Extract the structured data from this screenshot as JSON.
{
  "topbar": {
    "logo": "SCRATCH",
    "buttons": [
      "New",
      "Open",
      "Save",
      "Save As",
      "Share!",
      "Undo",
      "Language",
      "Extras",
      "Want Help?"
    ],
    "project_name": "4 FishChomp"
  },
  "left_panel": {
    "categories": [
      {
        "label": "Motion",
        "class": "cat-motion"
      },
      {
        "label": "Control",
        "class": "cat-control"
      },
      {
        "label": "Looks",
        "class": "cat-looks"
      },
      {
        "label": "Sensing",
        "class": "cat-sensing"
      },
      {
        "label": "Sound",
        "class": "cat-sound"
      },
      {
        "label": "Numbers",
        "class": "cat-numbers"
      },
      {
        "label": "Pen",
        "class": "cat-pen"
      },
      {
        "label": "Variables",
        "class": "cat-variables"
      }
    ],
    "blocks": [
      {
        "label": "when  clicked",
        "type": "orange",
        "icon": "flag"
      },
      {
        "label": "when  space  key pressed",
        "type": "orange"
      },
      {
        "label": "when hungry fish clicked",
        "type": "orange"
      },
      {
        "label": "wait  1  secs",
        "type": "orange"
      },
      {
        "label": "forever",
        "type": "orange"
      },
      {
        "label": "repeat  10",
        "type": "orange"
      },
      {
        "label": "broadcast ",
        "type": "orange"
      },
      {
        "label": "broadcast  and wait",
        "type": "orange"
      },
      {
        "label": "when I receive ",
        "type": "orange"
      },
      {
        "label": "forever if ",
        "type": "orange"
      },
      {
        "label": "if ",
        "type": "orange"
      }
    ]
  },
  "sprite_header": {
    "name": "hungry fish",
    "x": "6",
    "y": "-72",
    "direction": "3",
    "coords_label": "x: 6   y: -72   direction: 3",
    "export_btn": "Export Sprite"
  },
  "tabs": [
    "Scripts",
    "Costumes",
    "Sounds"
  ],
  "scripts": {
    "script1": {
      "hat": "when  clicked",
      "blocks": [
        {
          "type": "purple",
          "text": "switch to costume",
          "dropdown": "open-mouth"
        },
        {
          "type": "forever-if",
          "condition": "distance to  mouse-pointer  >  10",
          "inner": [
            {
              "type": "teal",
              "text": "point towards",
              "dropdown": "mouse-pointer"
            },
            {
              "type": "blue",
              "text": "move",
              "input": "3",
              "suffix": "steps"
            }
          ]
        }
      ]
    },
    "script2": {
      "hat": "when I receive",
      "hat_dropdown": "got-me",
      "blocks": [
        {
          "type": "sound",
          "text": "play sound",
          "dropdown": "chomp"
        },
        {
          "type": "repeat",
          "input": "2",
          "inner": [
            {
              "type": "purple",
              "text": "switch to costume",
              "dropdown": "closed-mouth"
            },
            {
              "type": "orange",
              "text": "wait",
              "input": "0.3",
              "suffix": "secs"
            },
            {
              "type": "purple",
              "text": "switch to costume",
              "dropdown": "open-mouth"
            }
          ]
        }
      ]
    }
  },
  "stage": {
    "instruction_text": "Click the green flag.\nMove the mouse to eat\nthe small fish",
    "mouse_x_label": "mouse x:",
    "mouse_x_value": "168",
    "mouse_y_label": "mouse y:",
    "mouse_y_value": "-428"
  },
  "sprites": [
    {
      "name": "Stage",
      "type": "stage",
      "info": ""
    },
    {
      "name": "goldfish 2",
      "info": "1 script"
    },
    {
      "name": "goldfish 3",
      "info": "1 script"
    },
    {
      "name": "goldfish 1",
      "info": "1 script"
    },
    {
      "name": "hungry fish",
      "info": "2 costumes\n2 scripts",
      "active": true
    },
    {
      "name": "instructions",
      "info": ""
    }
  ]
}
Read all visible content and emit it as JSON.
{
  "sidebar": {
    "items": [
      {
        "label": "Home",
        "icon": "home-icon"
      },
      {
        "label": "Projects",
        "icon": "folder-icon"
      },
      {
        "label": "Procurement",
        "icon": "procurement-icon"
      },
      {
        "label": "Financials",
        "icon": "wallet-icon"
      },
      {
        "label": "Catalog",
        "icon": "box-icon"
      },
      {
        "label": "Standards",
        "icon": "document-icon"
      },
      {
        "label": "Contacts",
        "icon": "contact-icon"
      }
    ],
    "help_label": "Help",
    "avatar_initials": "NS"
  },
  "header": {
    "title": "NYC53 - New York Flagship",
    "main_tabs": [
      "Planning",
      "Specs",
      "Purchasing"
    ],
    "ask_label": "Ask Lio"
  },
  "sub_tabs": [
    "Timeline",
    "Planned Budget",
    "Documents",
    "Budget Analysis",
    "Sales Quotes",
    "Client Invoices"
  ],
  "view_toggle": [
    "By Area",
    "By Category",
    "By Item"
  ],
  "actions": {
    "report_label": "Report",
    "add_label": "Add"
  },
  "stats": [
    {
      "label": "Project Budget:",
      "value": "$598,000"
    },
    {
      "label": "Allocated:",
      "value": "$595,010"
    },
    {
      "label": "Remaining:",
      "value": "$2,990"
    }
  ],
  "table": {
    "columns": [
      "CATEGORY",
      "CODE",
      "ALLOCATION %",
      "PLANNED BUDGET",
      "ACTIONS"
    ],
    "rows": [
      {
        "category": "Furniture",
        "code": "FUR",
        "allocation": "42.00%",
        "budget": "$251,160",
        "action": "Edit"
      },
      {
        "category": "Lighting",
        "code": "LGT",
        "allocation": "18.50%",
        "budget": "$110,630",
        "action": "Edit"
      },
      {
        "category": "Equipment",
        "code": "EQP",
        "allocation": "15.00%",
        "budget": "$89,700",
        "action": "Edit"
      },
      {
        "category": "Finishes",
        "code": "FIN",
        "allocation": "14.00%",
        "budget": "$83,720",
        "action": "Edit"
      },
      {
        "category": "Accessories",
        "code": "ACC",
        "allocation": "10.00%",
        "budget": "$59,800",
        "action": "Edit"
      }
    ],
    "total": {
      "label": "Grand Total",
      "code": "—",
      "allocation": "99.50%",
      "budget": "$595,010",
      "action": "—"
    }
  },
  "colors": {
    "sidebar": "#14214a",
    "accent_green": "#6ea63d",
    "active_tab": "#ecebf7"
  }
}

- _DO THIS_
Extract each line holding the word "icon" from the records.

- _SOLUTION_
        "icon": "flag"
        "icon": "home-icon"
        "icon": "folder-icon"
        "icon": "procurement-icon"
        "icon": "wallet-icon"
        "icon": "box-icon"
        "icon": "document-icon"
        "icon": "contact-icon"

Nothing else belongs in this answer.